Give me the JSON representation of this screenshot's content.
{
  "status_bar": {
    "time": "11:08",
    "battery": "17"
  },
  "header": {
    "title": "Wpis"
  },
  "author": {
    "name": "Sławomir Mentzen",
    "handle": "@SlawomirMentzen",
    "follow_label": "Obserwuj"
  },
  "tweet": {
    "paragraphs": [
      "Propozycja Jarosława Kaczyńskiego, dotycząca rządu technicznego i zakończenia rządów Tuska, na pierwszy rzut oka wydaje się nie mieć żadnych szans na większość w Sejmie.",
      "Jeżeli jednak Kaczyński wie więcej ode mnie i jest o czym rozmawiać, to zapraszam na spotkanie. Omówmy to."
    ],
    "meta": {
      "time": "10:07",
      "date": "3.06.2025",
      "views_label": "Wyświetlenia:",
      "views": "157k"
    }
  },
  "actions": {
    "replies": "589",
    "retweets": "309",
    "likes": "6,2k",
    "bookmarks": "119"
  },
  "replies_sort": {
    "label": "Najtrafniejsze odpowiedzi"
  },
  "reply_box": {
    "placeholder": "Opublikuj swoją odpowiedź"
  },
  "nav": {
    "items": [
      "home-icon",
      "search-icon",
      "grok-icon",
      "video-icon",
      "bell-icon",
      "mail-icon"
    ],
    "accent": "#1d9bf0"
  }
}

* * * * * * *

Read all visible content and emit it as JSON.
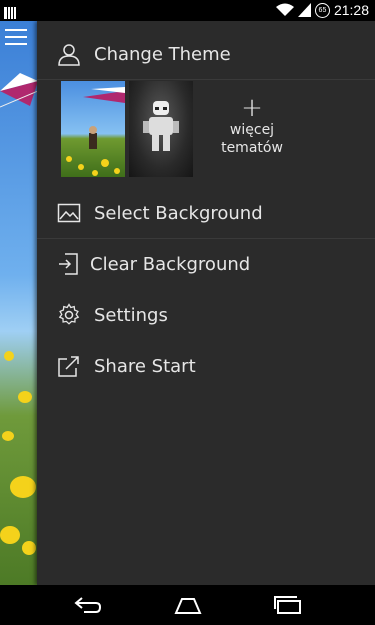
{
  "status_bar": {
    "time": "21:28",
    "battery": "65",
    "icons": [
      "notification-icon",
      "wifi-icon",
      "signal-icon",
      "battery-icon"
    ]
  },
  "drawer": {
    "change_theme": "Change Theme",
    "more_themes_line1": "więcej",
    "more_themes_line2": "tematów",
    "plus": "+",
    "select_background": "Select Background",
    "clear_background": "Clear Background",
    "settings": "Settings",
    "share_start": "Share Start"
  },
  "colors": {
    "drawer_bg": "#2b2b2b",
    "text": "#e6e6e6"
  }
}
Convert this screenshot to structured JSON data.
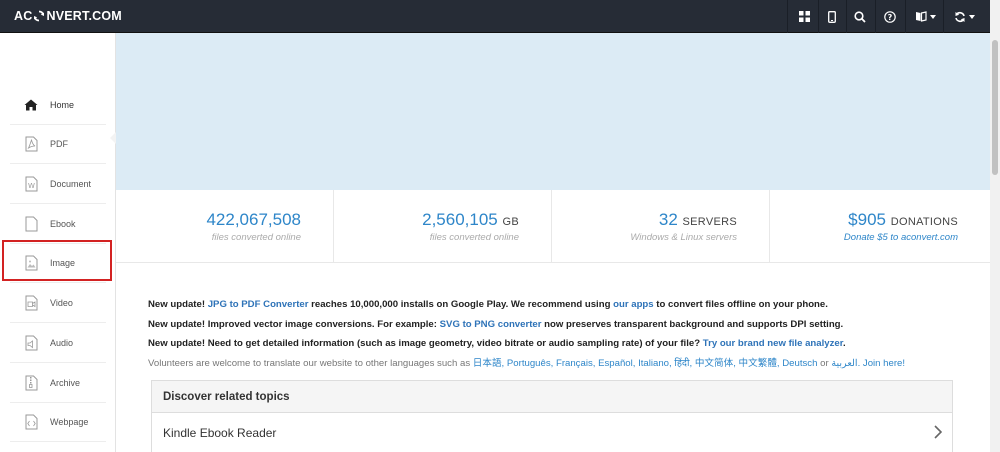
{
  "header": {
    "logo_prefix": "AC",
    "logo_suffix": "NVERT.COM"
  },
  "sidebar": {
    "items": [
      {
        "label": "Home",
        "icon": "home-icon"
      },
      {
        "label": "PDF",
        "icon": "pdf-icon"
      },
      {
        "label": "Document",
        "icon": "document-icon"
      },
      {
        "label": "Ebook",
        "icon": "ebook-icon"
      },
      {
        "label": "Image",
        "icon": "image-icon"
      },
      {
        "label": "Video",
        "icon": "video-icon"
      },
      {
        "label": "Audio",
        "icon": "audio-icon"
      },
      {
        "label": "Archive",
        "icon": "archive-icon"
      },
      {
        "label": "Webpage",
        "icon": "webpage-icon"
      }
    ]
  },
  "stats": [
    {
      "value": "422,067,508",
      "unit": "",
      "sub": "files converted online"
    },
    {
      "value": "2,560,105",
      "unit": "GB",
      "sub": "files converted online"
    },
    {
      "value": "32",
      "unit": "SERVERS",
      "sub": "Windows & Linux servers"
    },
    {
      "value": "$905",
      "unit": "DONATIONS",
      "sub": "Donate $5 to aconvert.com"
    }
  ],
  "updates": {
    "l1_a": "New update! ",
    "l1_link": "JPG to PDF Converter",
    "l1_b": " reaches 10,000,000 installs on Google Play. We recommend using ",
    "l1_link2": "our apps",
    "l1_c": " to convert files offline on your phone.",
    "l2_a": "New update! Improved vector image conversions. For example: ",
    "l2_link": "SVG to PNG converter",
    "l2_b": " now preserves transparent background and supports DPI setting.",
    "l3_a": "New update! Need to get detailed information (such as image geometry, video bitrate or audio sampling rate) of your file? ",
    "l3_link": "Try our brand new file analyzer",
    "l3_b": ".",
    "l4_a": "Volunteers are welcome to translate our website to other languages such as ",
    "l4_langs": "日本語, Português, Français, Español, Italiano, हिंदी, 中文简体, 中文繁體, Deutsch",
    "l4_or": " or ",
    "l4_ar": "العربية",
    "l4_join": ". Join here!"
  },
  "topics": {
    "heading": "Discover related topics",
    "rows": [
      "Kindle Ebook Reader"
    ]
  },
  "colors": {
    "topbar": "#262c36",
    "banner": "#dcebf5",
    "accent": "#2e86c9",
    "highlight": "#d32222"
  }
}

* * * * * * *

- REQUIREMENT
Copy every line above in which the string "this" shows up.

- ANSWER TO THE TASK
Give me the JSON representation of this screenshot's content.
Convert this screenshot to structured JSON data.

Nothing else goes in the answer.